## begin Supplied material
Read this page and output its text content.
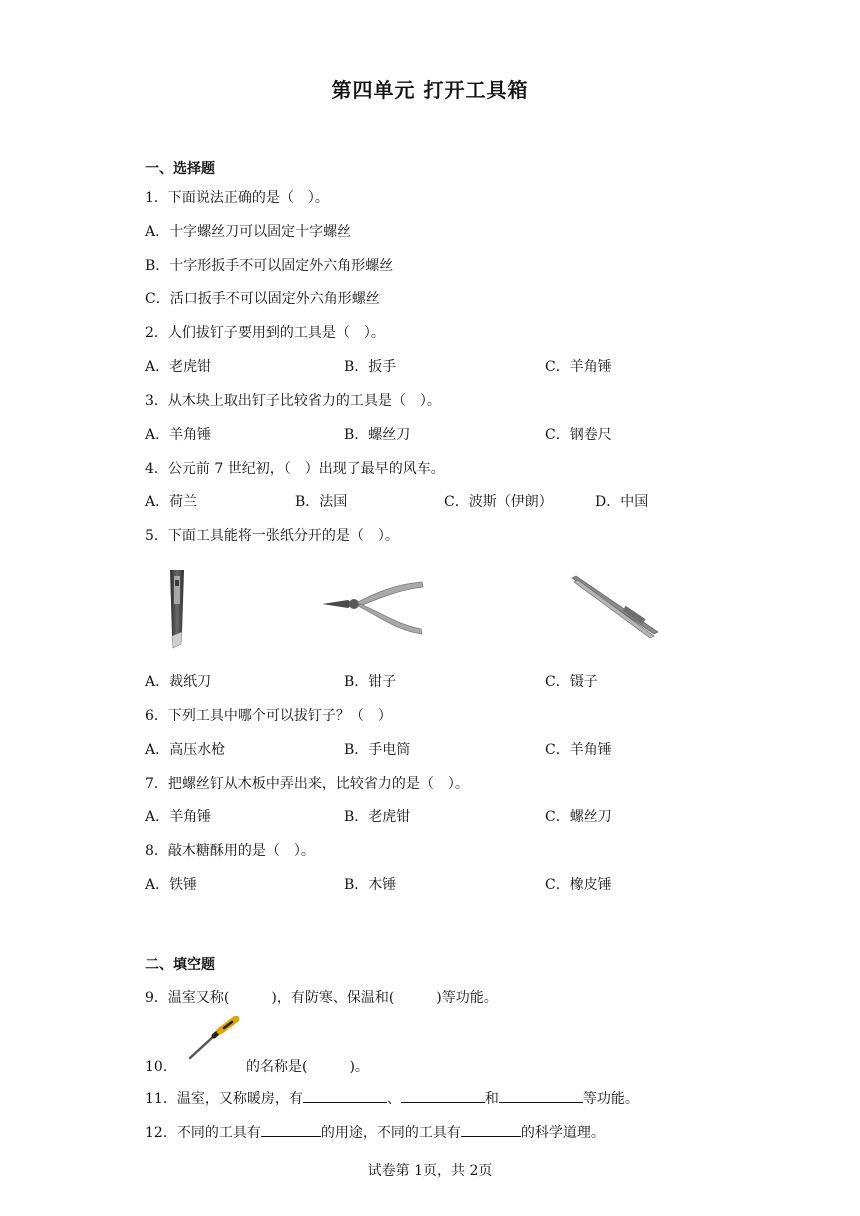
第四单元 打开工具箱
一、选择题
1．下面说法正确的是（　）。
A．十字螺丝刀可以固定十字螺丝
B．十字形扳手不可以固定外六角形螺丝
C．活口扳手不可以固定外六角形螺丝
2．人们拔钉子要用到的工具是（　）。
A．老虎钳	B．扳手	C．羊角锤
3．从木块上取出钉子比较省力的工具是（　）。
A．羊角锤	B．螺丝刀	C．钢卷尺
4．公元前 7 世纪初，（　）出现了最早的风车。
A．荷兰	B．法国	C．波斯（伊朗）	D．中国
5．下面工具能将一张纸分开的是（　）。
A．裁纸刀	B．钳子	C．镊子
6．下列工具中哪个可以拔钉子？（　）
A．高压水枪	B．手电筒	C．羊角锤
7．把螺丝钉从木板中弄出来，比较省力的是（　）。
A．羊角锤	B．老虎钳	C．螺丝刀
8．敲木糖酥用的是（　）。
A．铁锤	B．木锤	C．橡皮锤
二、填空题
9．温室又称(　　　)，有防寒、保温和(　　　)等功能。
10．	的名称是(　　　)。
11．温室，又称暖房，有	、	和	等功能。
12．不同的工具有	的用途，不同的工具有	的科学道理。
试卷第 1页，共 2页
## end Supplied material
**Given instruction**. In the copy, include no pictures; restate the listing above exactly.

**Problem solution**.
Read this page and output its text content.
第四单元 打开工具箱
一、选择题
1．下面说法正确的是（　）。
A．十字螺丝刀可以固定十字螺丝
B．十字形扳手不可以固定外六角形螺丝
C．活口扳手不可以固定外六角形螺丝
2．人们拔钉子要用到的工具是（　）。
A．老虎钳	B．扳手	C．羊角锤
3．从木块上取出钉子比较省力的工具是（　）。
A．羊角锤	B．螺丝刀	C．钢卷尺
4．公元前 7 世纪初，（　）出现了最早的风车。
A．荷兰	B．法国	C．波斯（伊朗）	D．中国
5．下面工具能将一张纸分开的是（　）。
A．裁纸刀	B．钳子	C．镊子
6．下列工具中哪个可以拔钉子？（　）
A．高压水枪	B．手电筒	C．羊角锤
7．把螺丝钉从木板中弄出来，比较省力的是（　）。
A．羊角锤	B．老虎钳	C．螺丝刀
8．敲木糖酥用的是（　）。
A．铁锤	B．木锤	C．橡皮锤
二、填空题
9．温室又称(　　　)，有防寒、保温和(　　　)等功能。
10．	的名称是(　　　)。
11．温室，又称暖房，有	、	和	等功能。
12．不同的工具有	的用途，不同的工具有	的科学道理。
试卷第 1页，共 2页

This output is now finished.